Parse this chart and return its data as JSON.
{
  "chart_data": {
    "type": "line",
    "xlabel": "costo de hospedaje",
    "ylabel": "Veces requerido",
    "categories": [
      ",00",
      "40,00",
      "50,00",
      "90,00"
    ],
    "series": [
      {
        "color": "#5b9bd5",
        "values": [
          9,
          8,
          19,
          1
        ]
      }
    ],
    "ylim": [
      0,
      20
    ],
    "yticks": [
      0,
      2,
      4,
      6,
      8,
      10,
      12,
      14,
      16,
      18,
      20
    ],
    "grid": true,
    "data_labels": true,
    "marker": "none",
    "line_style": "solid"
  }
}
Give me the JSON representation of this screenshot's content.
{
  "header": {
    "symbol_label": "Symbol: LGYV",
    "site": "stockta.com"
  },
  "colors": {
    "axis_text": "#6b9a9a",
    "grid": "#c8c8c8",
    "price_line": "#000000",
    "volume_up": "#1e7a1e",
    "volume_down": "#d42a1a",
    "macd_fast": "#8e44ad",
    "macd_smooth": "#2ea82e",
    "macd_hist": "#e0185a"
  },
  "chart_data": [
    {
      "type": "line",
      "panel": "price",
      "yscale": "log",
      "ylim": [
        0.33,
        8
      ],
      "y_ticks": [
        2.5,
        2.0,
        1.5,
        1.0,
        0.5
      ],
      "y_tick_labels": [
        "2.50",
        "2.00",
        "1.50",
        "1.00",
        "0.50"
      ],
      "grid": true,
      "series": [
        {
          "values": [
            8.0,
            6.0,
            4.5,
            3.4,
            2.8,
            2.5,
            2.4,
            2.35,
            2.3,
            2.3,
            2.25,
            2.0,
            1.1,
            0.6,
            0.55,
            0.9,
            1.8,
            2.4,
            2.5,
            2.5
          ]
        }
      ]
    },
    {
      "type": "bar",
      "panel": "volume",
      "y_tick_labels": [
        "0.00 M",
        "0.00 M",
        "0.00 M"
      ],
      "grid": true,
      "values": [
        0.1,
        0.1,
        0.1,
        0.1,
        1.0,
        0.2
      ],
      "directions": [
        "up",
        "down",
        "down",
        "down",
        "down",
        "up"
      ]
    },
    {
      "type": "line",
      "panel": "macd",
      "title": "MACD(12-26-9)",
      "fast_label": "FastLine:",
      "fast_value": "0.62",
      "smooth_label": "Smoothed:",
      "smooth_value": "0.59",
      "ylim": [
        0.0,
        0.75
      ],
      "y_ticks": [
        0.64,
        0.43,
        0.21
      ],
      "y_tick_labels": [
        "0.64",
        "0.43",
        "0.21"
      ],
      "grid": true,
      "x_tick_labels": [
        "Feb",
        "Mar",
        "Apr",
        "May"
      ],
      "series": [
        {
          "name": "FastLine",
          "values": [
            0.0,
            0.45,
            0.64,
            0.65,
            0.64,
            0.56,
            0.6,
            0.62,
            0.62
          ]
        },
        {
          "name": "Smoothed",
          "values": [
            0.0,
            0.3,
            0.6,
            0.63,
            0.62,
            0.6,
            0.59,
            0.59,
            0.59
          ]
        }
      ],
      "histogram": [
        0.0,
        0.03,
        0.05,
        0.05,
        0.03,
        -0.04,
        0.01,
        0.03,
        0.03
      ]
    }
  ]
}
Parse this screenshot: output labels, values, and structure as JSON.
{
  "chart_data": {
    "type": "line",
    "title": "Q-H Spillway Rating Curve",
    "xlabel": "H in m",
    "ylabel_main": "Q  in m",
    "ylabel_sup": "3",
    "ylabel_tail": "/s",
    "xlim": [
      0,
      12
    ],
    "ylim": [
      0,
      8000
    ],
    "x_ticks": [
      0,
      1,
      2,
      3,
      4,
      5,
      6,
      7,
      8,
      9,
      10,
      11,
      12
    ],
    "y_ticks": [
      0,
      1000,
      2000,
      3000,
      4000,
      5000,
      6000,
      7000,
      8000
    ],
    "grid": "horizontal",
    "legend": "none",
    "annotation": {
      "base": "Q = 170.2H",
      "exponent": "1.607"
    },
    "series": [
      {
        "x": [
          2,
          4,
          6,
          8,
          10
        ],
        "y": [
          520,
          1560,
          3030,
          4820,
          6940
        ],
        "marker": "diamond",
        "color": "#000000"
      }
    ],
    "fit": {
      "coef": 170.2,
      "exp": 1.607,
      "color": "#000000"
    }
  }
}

┄┄┄┄┄┄

- _What needs to be done_
Reproduce every line of the listing above in which the string "JSON" appears.

- _Response_
Parse this chart and return its data as JSON.
Give me the JSON representation of this screenshot's content.
Parse this screenshot: output labels, values, and structure as JSON.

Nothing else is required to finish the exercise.